Go through the listing and write out all of it exactly.

*****

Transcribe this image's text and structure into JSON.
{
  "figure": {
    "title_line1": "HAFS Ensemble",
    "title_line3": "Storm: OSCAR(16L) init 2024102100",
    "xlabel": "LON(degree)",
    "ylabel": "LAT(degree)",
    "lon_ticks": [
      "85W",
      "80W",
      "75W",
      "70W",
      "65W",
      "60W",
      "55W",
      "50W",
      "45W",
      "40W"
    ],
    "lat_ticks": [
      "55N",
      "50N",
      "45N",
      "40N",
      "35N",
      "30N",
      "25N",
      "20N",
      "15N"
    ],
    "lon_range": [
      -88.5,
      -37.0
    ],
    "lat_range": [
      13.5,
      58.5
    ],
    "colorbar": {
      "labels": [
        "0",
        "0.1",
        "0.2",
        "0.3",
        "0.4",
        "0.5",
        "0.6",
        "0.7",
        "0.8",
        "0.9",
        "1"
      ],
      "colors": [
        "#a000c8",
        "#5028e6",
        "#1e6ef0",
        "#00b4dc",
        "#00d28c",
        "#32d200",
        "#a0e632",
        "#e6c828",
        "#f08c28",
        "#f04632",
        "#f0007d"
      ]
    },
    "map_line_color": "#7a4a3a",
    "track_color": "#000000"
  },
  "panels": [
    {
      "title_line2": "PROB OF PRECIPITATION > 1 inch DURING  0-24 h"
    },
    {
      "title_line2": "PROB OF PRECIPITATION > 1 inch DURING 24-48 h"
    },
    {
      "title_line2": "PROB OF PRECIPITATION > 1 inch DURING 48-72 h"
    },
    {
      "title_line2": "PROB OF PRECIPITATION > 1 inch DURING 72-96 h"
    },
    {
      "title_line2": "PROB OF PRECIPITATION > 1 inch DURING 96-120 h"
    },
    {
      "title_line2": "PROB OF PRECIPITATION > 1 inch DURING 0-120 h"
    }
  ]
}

*****

> **Final answer**:
Transcribe this image's text and structure into JSON.
{
  "figure": {
    "title_line1": "HAFS Ensemble",
    "title_line3": "Storm: OSCAR(16L) init 2024102100",
    "xlabel": "LON(degree)",
    "ylabel": "LAT(degree)",
    "lon_ticks": [
      "85W",
      "80W",
      "75W",
      "70W",
      "65W",
      "60W",
      "55W",
      "50W",
      "45W",
      "40W"
    ],
    "lat_ticks": [
      "55N",
      "50N",
      "45N",
      "40N",
      "35N",
      "30N",
      "25N",
      "20N",
      "15N"
    ],
    "lon_range": [
      -88.5,
      -37.0
    ],
    "lat_range": [
      13.5,
      58.5
    ],
    "colorbar": {
      "labels": [
        "0",
        "0.1",
        "0.2",
        "0.3",
        "0.4",
        "0.5",
        "0.6",
        "0.7",
        "0.8",
        "0.9",
        "1"
      ],
      "colors": [
        "#a000c8",
        "#5028e6",
        "#1e6ef0",
        "#00b4dc",
        "#00d28c",
        "#32d200",
        "#a0e632",
        "#e6c828",
        "#f08c28",
        "#f04632",
        "#f0007d"
      ]
    },
    "map_line_color": "#7a4a3a",
    "track_color": "#000000"
  },
  "panels": [
    {
      "title_line2": "PROB OF PRECIPITATION > 1 inch DURING  0-24 h"
    },
    {
      "title_line2": "PROB OF PRECIPITATION > 1 inch DURING 24-48 h"
    },
    {
      "title_line2": "PROB OF PRECIPITATION > 1 inch DURING 48-72 h"
    },
    {
      "title_line2": "PROB OF PRECIPITATION > 1 inch DURING 72-96 h"
    },
    {
      "title_line2": "PROB OF PRECIPITATION > 1 inch DURING 96-120 h"
    },
    {
      "title_line2": "PROB OF PRECIPITATION > 1 inch DURING 0-120 h"
    }
  ]
}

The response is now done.